What you are asked to do → Return the entries below in their exact form, leaving the pictures out.

Data →
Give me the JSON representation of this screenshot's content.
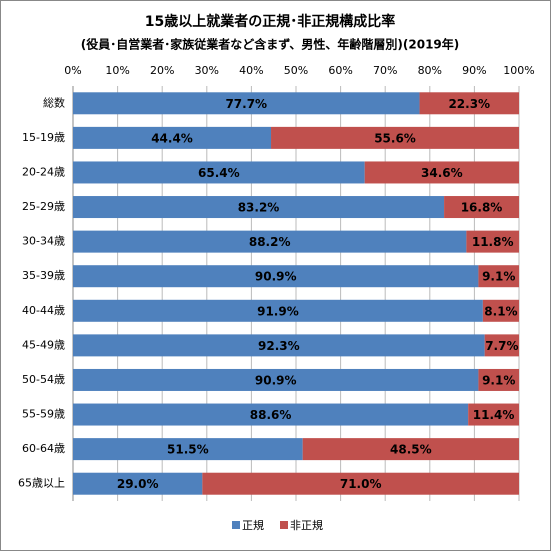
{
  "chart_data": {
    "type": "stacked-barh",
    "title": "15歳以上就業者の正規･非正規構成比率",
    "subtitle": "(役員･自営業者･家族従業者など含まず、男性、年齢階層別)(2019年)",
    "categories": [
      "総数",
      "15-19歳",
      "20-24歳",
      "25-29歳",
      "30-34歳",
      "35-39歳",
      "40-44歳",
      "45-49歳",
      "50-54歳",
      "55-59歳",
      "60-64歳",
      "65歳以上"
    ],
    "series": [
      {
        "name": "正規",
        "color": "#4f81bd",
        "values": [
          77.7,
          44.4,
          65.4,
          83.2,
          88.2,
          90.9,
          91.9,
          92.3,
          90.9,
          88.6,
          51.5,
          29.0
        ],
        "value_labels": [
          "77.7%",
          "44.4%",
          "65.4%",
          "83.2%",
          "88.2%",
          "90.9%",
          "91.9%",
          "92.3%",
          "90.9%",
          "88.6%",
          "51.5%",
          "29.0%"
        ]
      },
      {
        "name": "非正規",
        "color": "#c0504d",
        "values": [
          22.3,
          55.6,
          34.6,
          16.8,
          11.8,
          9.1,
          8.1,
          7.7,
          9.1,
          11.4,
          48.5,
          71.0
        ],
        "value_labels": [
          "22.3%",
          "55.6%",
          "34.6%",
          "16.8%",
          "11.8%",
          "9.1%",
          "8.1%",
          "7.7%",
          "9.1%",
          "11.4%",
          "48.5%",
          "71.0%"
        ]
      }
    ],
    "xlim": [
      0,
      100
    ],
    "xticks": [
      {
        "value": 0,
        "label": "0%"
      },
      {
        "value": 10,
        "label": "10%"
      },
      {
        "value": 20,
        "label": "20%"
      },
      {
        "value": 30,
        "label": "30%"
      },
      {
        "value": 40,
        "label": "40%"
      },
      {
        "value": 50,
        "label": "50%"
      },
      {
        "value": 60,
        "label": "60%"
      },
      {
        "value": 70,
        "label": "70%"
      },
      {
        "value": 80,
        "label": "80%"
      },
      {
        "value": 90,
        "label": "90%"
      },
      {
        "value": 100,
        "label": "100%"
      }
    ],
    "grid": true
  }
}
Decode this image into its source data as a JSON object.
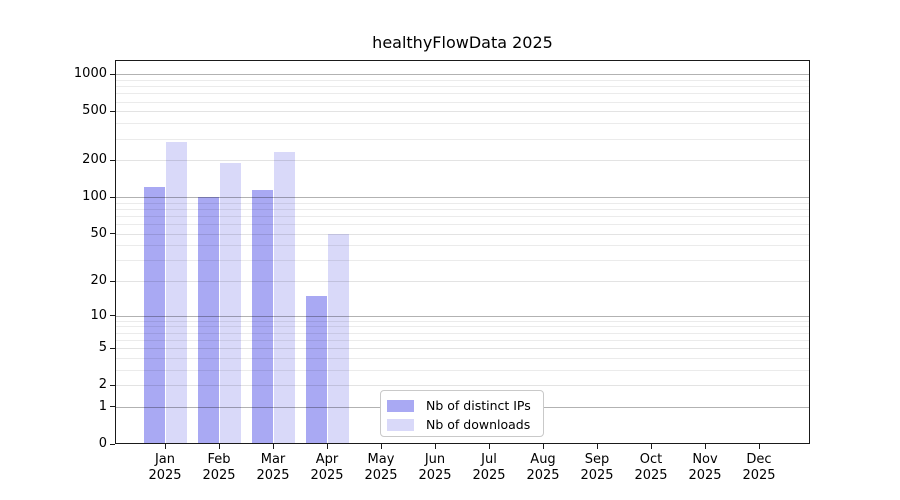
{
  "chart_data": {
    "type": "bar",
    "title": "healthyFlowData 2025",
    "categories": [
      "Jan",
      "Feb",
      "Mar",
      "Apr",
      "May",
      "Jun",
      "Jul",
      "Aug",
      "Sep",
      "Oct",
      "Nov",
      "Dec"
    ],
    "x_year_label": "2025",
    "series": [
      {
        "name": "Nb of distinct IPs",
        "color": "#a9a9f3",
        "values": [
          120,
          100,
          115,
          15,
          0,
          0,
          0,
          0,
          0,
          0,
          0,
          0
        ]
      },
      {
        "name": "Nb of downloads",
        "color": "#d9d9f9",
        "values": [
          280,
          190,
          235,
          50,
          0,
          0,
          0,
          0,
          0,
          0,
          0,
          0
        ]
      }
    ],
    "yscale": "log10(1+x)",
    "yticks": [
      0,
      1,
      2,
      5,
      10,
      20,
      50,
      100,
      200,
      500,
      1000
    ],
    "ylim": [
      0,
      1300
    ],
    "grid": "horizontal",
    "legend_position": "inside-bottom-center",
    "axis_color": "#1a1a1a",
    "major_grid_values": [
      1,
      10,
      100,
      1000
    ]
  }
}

The solution →
Give me the JSON representation of this screenshot's content.
{
  "chart_data": {
    "type": "stacked-barh",
    "title": "15歳以上就業者の正規･非正規構成比率",
    "subtitle": "(役員･自営業者･家族従業者など含まず、男性、年齢階層別)(2019年)",
    "categories": [
      "総数",
      "15-19歳",
      "20-24歳",
      "25-29歳",
      "30-34歳",
      "35-39歳",
      "40-44歳",
      "45-49歳",
      "50-54歳",
      "55-59歳",
      "60-64歳",
      "65歳以上"
    ],
    "series": [
      {
        "name": "正規",
        "color": "#4f81bd",
        "values": [
          77.7,
          44.4,
          65.4,
          83.2,
          88.2,
          90.9,
          91.9,
          92.3,
          90.9,
          88.6,
          51.5,
          29.0
        ],
        "value_labels": [
          "77.7%",
          "44.4%",
          "65.4%",
          "83.2%",
          "88.2%",
          "90.9%",
          "91.9%",
          "92.3%",
          "90.9%",
          "88.6%",
          "51.5%",
          "29.0%"
        ]
      },
      {
        "name": "非正規",
        "color": "#c0504d",
        "values": [
          22.3,
          55.6,
          34.6,
          16.8,
          11.8,
          9.1,
          8.1,
          7.7,
          9.1,
          11.4,
          48.5,
          71.0
        ],
        "value_labels": [
          "22.3%",
          "55.6%",
          "34.6%",
          "16.8%",
          "11.8%",
          "9.1%",
          "8.1%",
          "7.7%",
          "9.1%",
          "11.4%",
          "48.5%",
          "71.0%"
        ]
      }
    ],
    "xlim": [
      0,
      100
    ],
    "xticks": [
      {
        "value": 0,
        "label": "0%"
      },
      {
        "value": 10,
        "label": "10%"
      },
      {
        "value": 20,
        "label": "20%"
      },
      {
        "value": 30,
        "label": "30%"
      },
      {
        "value": 40,
        "label": "40%"
      },
      {
        "value": 50,
        "label": "50%"
      },
      {
        "value": 60,
        "label": "60%"
      },
      {
        "value": 70,
        "label": "70%"
      },
      {
        "value": 80,
        "label": "80%"
      },
      {
        "value": 90,
        "label": "90%"
      },
      {
        "value": 100,
        "label": "100%"
      }
    ],
    "grid": true
  }
}
Decode this image into its source data as a JSON object.
{
  "chart_data": {
    "type": "bar",
    "title": "healthyFlowData 2025",
    "categories": [
      "Jan",
      "Feb",
      "Mar",
      "Apr",
      "May",
      "Jun",
      "Jul",
      "Aug",
      "Sep",
      "Oct",
      "Nov",
      "Dec"
    ],
    "x_year_label": "2025",
    "series": [
      {
        "name": "Nb of distinct IPs",
        "color": "#a9a9f3",
        "values": [
          120,
          100,
          115,
          15,
          0,
          0,
          0,
          0,
          0,
          0,
          0,
          0
        ]
      },
      {
        "name": "Nb of downloads",
        "color": "#d9d9f9",
        "values": [
          280,
          190,
          235,
          50,
          0,
          0,
          0,
          0,
          0,
          0,
          0,
          0
        ]
      }
    ],
    "yscale": "log10(1+x)",
    "yticks": [
      0,
      1,
      2,
      5,
      10,
      20,
      50,
      100,
      200,
      500,
      1000
    ],
    "ylim": [
      0,
      1300
    ],
    "grid": "horizontal",
    "legend_position": "inside-bottom-center",
    "axis_color": "#1a1a1a",
    "major_grid_values": [
      1,
      10,
      100,
      1000
    ]
  }
}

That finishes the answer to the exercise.